What the task asks ->
Search the records that follow and extract every line containing the string "Ostatnie".

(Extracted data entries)
______

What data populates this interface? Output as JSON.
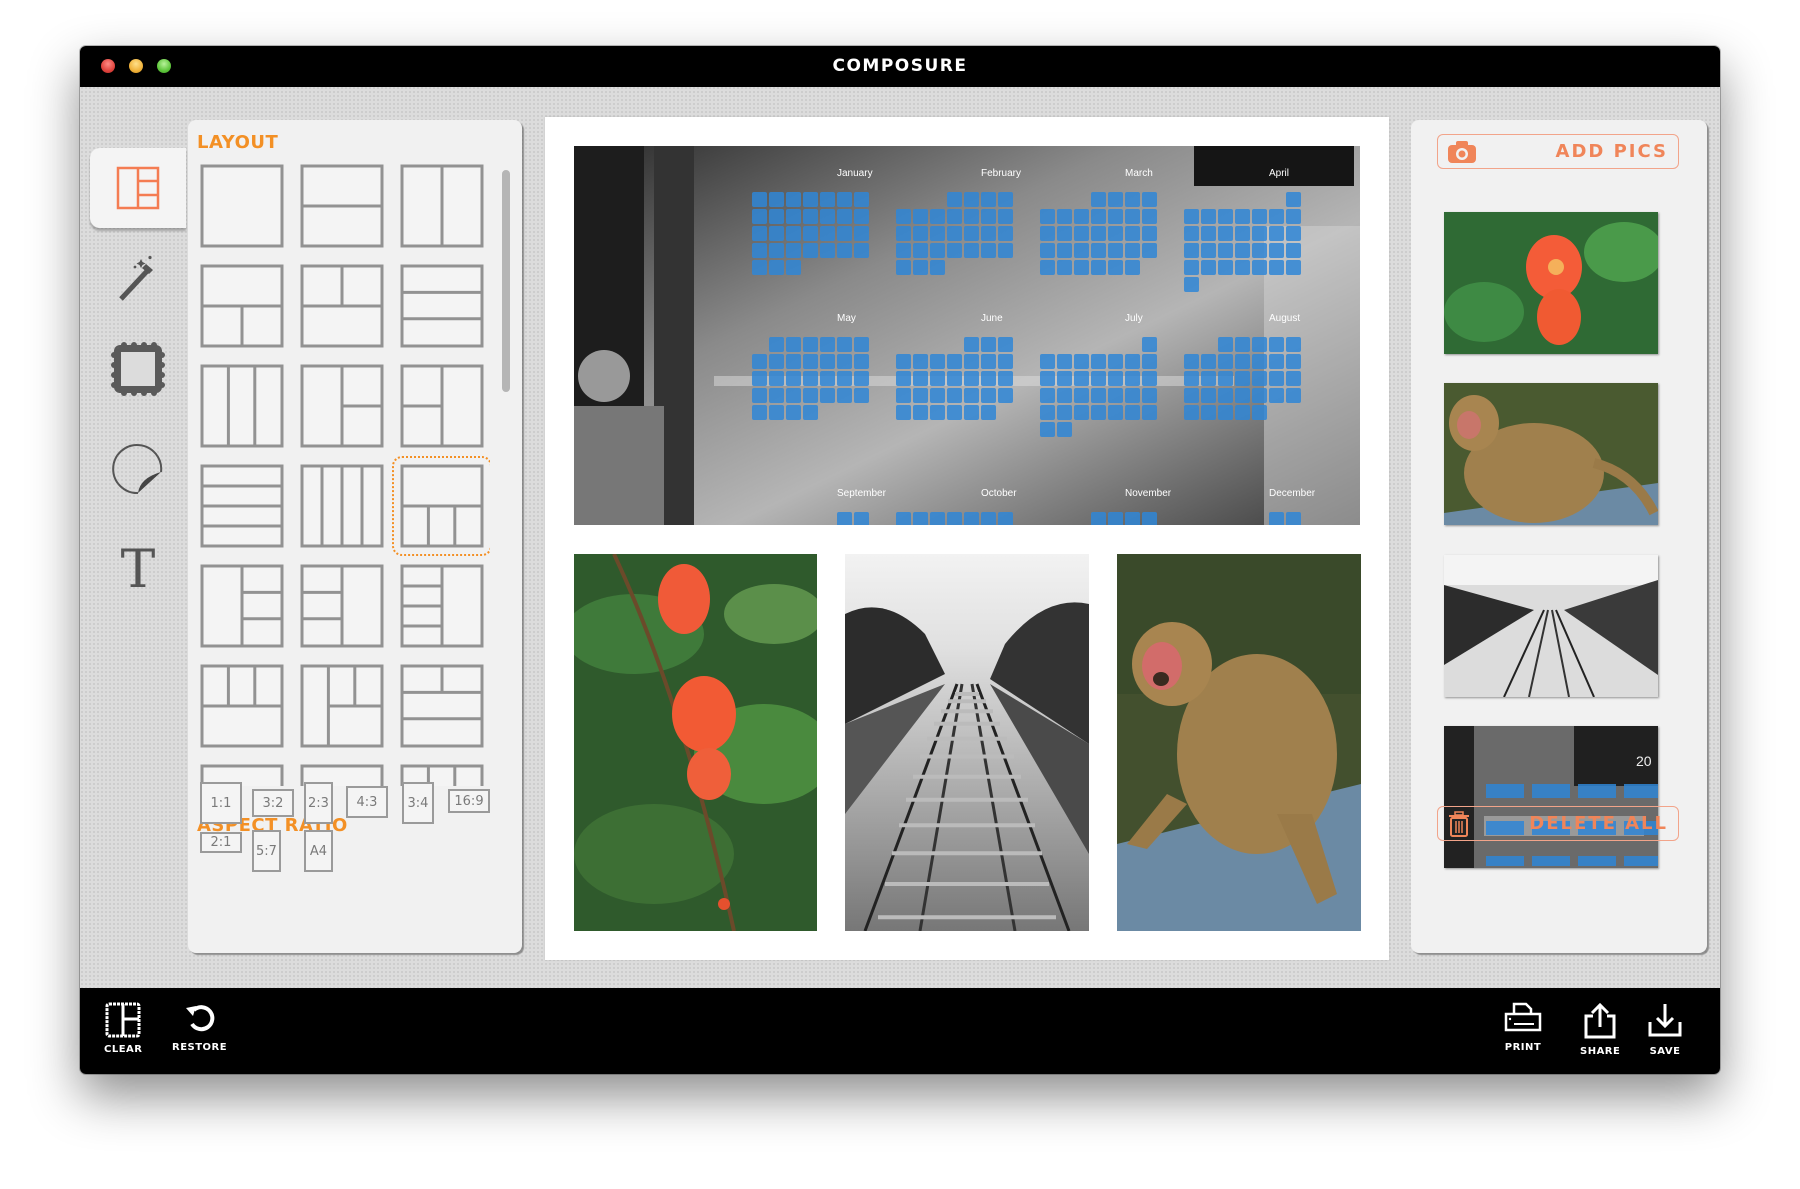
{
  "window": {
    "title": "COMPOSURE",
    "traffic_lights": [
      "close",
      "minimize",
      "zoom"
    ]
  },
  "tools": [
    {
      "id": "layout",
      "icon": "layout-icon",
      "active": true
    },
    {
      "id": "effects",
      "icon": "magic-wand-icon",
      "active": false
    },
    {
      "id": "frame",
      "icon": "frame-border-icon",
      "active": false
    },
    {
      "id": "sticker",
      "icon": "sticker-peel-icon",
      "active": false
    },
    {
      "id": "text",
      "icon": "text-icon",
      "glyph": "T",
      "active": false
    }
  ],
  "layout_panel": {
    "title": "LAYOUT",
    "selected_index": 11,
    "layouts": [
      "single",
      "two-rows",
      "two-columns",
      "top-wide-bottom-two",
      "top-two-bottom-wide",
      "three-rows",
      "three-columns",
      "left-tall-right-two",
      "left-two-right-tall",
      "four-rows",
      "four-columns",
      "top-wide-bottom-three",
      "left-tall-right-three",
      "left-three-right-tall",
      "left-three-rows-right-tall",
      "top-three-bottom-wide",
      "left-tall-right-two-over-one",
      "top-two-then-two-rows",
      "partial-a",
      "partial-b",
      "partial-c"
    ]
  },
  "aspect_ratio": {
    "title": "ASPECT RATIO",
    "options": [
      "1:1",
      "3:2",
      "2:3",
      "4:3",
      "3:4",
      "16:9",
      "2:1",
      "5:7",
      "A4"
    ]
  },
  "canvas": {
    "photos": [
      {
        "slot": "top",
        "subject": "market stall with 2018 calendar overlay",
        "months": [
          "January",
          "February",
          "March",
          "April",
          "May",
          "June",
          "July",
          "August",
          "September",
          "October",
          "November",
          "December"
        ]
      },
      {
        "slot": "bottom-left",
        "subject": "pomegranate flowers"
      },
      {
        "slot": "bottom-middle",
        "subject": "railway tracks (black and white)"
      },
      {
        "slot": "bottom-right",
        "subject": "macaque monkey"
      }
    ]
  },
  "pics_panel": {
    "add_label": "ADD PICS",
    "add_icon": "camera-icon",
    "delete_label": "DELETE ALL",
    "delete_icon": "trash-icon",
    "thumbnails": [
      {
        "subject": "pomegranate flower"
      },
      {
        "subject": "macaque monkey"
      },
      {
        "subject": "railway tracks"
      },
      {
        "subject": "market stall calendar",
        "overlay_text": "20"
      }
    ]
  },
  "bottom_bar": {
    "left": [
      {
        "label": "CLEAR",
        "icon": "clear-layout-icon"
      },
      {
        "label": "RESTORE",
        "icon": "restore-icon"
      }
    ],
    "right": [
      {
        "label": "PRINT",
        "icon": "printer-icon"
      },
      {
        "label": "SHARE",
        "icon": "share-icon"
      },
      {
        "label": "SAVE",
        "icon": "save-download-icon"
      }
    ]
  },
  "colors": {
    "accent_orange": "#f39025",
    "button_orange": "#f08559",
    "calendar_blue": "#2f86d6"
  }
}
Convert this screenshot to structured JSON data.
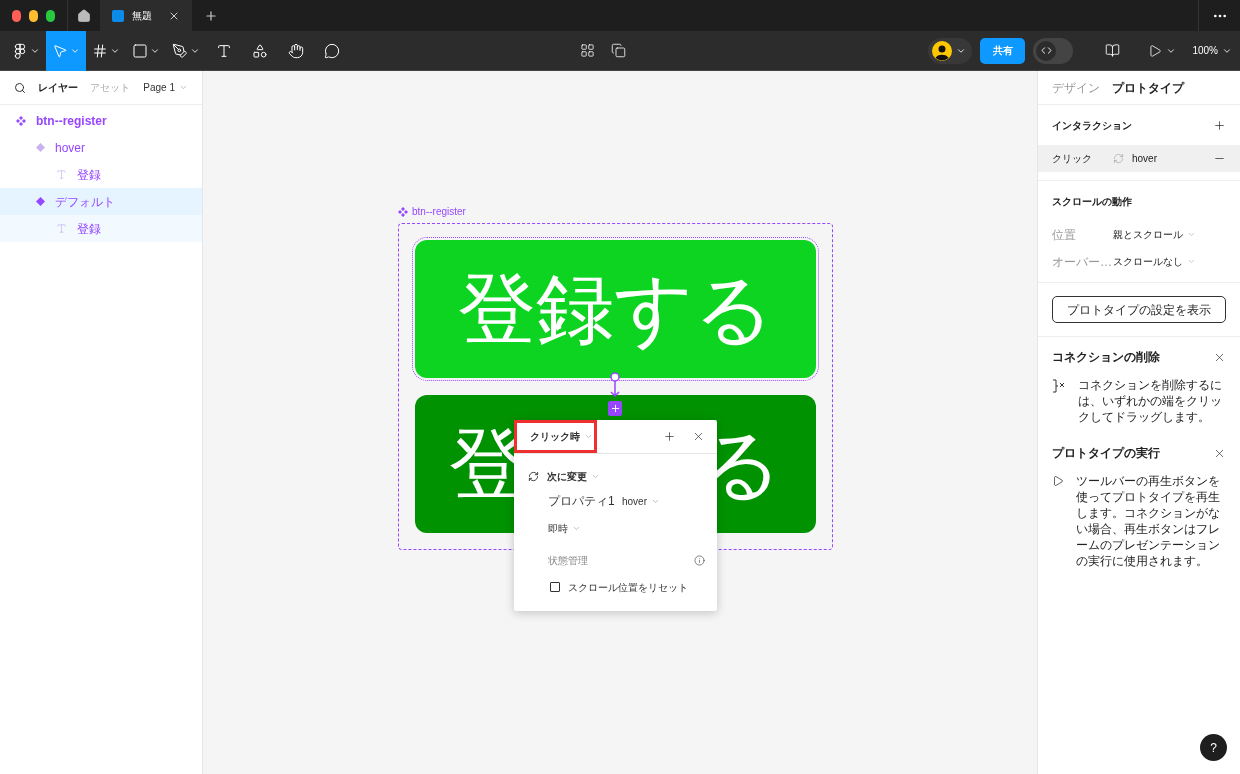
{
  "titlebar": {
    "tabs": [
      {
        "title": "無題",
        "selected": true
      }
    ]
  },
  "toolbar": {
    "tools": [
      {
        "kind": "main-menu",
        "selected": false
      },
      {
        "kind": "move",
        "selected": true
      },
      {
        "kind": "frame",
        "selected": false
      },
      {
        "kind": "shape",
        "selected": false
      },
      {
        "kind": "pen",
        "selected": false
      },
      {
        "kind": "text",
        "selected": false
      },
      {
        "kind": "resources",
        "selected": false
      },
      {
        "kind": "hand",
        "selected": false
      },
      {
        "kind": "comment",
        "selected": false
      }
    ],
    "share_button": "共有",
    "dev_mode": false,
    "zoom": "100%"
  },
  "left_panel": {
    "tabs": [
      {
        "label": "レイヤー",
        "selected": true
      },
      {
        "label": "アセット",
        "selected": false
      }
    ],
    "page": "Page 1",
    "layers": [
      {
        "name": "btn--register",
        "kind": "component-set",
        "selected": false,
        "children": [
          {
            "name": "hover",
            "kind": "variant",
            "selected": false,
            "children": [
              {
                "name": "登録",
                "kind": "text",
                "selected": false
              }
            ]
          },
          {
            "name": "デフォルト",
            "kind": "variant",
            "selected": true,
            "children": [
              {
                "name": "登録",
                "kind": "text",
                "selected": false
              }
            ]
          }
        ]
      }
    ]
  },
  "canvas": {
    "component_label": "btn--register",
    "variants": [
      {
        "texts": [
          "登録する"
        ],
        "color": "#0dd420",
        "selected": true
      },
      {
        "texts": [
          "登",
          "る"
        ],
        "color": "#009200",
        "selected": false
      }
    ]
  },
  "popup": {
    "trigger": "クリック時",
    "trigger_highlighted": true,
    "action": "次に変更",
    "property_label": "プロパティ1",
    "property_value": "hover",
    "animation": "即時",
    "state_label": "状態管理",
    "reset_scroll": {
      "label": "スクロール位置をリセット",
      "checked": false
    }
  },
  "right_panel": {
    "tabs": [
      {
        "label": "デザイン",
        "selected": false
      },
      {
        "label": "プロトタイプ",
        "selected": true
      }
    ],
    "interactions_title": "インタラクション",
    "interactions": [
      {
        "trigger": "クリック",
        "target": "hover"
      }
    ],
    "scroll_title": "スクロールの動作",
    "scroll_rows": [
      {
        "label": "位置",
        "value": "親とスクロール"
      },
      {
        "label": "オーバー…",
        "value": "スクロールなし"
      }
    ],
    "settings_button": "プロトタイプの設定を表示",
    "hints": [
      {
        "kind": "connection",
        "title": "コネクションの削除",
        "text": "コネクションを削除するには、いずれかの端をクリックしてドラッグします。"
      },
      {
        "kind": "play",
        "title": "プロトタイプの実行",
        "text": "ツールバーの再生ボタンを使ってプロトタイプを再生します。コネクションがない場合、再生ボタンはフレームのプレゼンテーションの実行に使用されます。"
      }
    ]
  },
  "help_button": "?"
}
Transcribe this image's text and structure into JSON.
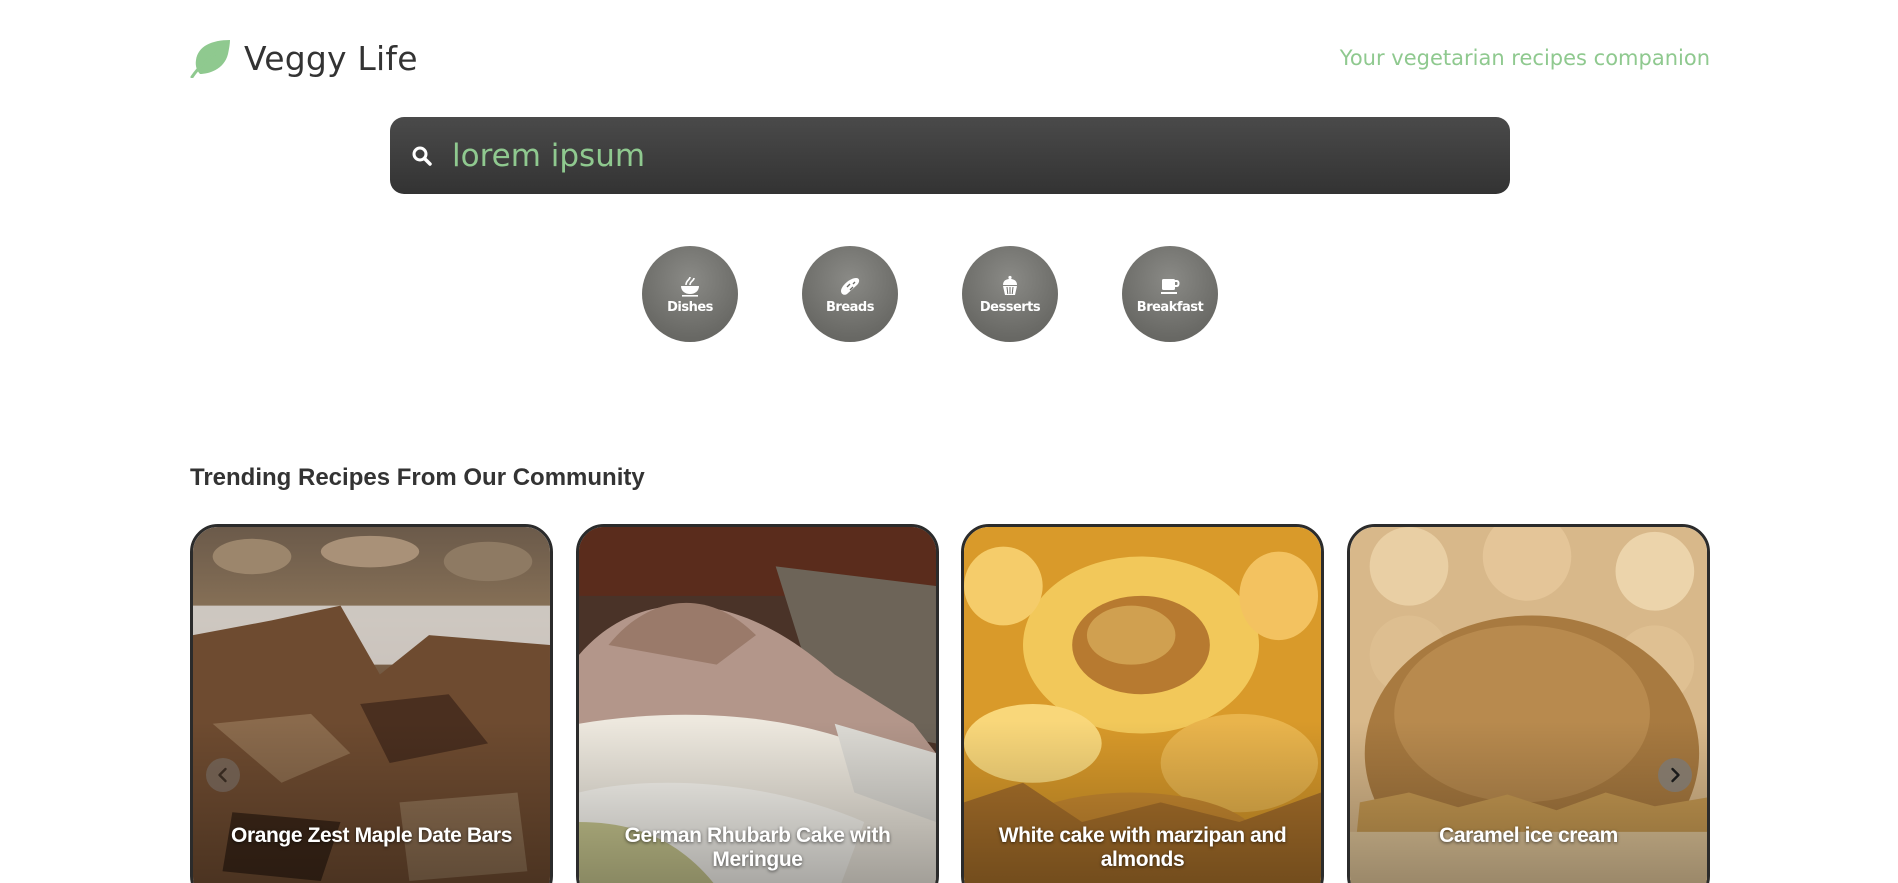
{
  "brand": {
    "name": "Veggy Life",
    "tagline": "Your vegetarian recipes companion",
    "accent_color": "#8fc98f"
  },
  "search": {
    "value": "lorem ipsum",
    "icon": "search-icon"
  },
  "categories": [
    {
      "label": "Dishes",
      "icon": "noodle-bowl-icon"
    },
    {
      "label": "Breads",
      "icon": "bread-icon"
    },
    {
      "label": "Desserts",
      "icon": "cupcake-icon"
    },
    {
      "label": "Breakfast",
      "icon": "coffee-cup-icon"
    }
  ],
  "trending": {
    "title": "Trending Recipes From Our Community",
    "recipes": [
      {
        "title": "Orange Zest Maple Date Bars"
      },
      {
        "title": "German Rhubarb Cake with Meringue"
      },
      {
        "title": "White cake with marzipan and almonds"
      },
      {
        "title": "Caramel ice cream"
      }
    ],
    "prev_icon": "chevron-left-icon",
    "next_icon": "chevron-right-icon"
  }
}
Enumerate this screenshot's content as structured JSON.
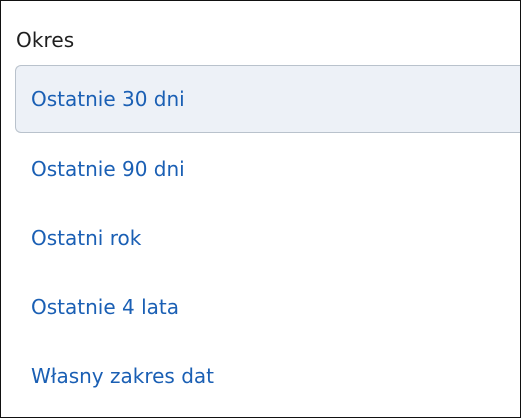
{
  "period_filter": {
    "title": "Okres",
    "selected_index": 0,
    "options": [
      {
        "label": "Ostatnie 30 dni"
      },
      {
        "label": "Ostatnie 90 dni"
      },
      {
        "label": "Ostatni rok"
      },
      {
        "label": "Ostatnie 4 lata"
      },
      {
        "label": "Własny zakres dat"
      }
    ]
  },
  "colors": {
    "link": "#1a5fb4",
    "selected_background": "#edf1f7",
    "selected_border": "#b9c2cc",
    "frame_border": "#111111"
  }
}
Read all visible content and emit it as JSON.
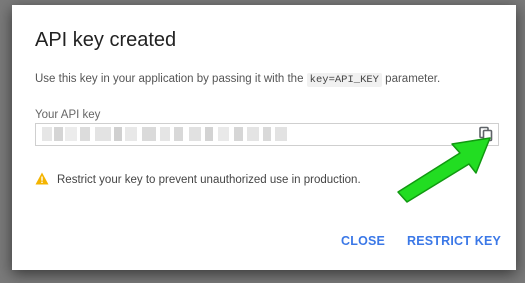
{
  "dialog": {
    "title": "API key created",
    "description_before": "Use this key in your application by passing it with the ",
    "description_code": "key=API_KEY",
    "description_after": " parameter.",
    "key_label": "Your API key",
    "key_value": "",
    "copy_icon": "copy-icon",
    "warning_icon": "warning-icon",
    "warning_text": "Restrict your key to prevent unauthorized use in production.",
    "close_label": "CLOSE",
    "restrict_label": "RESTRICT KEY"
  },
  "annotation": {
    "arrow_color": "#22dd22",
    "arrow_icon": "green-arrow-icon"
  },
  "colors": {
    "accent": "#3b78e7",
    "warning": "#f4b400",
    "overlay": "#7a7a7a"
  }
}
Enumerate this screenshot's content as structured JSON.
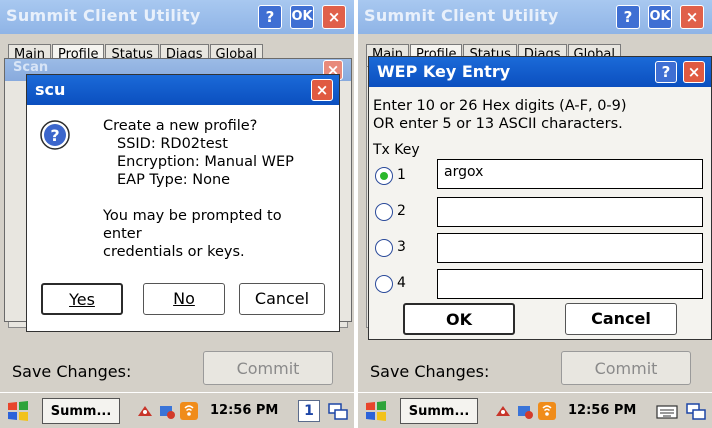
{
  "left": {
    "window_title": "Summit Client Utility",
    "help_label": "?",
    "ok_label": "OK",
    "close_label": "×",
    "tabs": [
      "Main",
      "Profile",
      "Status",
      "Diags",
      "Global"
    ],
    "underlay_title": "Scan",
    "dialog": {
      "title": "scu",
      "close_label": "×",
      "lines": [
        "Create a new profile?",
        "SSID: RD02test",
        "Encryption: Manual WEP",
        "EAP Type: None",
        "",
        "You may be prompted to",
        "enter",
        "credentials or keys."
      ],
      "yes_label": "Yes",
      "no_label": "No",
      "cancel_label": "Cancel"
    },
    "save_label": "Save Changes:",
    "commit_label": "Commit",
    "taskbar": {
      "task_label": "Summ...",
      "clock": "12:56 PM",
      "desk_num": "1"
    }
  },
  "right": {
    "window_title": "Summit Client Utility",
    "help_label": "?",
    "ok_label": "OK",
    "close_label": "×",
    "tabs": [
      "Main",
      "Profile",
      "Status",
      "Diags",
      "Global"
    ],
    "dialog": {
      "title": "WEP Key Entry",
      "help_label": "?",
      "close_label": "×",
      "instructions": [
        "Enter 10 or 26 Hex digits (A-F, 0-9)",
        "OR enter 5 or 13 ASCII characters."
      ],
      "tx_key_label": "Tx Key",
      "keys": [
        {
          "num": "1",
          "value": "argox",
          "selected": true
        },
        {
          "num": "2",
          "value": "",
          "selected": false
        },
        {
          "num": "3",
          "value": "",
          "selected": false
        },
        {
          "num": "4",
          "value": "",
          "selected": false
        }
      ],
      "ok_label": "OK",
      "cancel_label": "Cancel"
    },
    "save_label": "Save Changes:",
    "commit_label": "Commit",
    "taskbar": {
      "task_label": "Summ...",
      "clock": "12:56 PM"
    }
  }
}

______

Answer ->
        "label": "Ostatnie 30 dni"
        "label": "Ostatnie 90 dni"
        "label": "Ostatnie 4 lata"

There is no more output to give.